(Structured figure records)
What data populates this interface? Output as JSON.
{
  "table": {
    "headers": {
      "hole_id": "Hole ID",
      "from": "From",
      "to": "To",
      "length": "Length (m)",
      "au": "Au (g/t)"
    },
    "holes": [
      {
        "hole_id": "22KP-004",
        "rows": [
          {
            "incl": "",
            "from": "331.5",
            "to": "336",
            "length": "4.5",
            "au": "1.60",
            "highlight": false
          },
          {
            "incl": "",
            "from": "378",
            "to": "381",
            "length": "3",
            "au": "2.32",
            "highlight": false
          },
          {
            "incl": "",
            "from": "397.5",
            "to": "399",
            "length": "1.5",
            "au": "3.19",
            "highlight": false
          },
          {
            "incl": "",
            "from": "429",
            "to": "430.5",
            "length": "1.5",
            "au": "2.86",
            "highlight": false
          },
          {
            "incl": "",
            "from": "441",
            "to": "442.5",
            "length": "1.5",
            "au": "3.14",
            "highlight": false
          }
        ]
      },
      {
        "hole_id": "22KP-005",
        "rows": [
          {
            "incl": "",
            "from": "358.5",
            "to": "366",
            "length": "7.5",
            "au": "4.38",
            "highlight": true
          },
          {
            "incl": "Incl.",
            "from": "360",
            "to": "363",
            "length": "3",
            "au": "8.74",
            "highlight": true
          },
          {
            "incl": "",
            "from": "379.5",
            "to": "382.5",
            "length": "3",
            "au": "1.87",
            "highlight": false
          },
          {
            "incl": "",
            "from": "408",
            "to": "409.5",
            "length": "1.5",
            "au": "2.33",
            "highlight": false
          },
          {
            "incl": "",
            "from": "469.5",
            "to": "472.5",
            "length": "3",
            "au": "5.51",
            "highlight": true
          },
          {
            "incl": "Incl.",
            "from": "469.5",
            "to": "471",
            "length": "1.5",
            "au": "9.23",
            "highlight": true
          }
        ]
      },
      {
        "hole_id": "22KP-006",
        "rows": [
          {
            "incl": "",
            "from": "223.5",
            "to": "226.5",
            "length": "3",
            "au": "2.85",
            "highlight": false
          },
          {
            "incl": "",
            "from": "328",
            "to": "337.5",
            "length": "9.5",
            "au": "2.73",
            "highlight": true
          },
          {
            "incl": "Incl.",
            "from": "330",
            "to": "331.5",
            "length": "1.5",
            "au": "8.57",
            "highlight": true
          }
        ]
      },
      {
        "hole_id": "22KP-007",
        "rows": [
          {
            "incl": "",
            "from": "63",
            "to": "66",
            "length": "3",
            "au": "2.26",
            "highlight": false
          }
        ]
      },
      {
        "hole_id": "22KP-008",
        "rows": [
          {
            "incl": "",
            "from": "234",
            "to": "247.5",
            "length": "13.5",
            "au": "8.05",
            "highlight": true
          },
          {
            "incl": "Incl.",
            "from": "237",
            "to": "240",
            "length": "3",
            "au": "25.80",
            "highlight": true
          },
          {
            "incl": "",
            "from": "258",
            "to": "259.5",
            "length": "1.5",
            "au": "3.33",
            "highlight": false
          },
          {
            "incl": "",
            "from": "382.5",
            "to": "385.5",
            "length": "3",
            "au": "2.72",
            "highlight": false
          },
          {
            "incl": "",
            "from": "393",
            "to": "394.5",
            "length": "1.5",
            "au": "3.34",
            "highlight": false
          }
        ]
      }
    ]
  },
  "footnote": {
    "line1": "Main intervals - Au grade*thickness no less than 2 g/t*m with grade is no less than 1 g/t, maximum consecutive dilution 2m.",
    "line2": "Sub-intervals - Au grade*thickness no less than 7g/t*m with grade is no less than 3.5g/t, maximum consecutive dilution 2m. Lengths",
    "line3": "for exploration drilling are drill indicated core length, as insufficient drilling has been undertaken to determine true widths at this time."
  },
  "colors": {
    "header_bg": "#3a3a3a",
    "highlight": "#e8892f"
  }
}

PROBLEM DESCRIPTION — Output the data above exactly, please, line for line.

THE REPLY —
What data populates this interface? Output as JSON.
{
  "table": {
    "headers": {
      "hole_id": "Hole ID",
      "from": "From",
      "to": "To",
      "length": "Length (m)",
      "au": "Au (g/t)"
    },
    "holes": [
      {
        "hole_id": "22KP-004",
        "rows": [
          {
            "incl": "",
            "from": "331.5",
            "to": "336",
            "length": "4.5",
            "au": "1.60",
            "highlight": false
          },
          {
            "incl": "",
            "from": "378",
            "to": "381",
            "length": "3",
            "au": "2.32",
            "highlight": false
          },
          {
            "incl": "",
            "from": "397.5",
            "to": "399",
            "length": "1.5",
            "au": "3.19",
            "highlight": false
          },
          {
            "incl": "",
            "from": "429",
            "to": "430.5",
            "length": "1.5",
            "au": "2.86",
            "highlight": false
          },
          {
            "incl": "",
            "from": "441",
            "to": "442.5",
            "length": "1.5",
            "au": "3.14",
            "highlight": false
          }
        ]
      },
      {
        "hole_id": "22KP-005",
        "rows": [
          {
            "incl": "",
            "from": "358.5",
            "to": "366",
            "length": "7.5",
            "au": "4.38",
            "highlight": true
          },
          {
            "incl": "Incl.",
            "from": "360",
            "to": "363",
            "length": "3",
            "au": "8.74",
            "highlight": true
          },
          {
            "incl": "",
            "from": "379.5",
            "to": "382.5",
            "length": "3",
            "au": "1.87",
            "highlight": false
          },
          {
            "incl": "",
            "from": "408",
            "to": "409.5",
            "length": "1.5",
            "au": "2.33",
            "highlight": false
          },
          {
            "incl": "",
            "from": "469.5",
            "to": "472.5",
            "length": "3",
            "au": "5.51",
            "highlight": true
          },
          {
            "incl": "Incl.",
            "from": "469.5",
            "to": "471",
            "length": "1.5",
            "au": "9.23",
            "highlight": true
          }
        ]
      },
      {
        "hole_id": "22KP-006",
        "rows": [
          {
            "incl": "",
            "from": "223.5",
            "to": "226.5",
            "length": "3",
            "au": "2.85",
            "highlight": false
          },
          {
            "incl": "",
            "from": "328",
            "to": "337.5",
            "length": "9.5",
            "au": "2.73",
            "highlight": true
          },
          {
            "incl": "Incl.",
            "from": "330",
            "to": "331.5",
            "length": "1.5",
            "au": "8.57",
            "highlight": true
          }
        ]
      },
      {
        "hole_id": "22KP-007",
        "rows": [
          {
            "incl": "",
            "from": "63",
            "to": "66",
            "length": "3",
            "au": "2.26",
            "highlight": false
          }
        ]
      },
      {
        "hole_id": "22KP-008",
        "rows": [
          {
            "incl": "",
            "from": "234",
            "to": "247.5",
            "length": "13.5",
            "au": "8.05",
            "highlight": true
          },
          {
            "incl": "Incl.",
            "from": "237",
            "to": "240",
            "length": "3",
            "au": "25.80",
            "highlight": true
          },
          {
            "incl": "",
            "from": "258",
            "to": "259.5",
            "length": "1.5",
            "au": "3.33",
            "highlight": false
          },
          {
            "incl": "",
            "from": "382.5",
            "to": "385.5",
            "length": "3",
            "au": "2.72",
            "highlight": false
          },
          {
            "incl": "",
            "from": "393",
            "to": "394.5",
            "length": "1.5",
            "au": "3.34",
            "highlight": false
          }
        ]
      }
    ]
  },
  "footnote": {
    "line1": "Main intervals - Au grade*thickness no less than 2 g/t*m with grade is no less than 1 g/t, maximum consecutive dilution 2m.",
    "line2": "Sub-intervals - Au grade*thickness no less than 7g/t*m with grade is no less than 3.5g/t, maximum consecutive dilution 2m. Lengths",
    "line3": "for exploration drilling are drill indicated core length, as insufficient drilling has been undertaken to determine true widths at this time."
  },
  "colors": {
    "header_bg": "#3a3a3a",
    "highlight": "#e8892f"
  }
}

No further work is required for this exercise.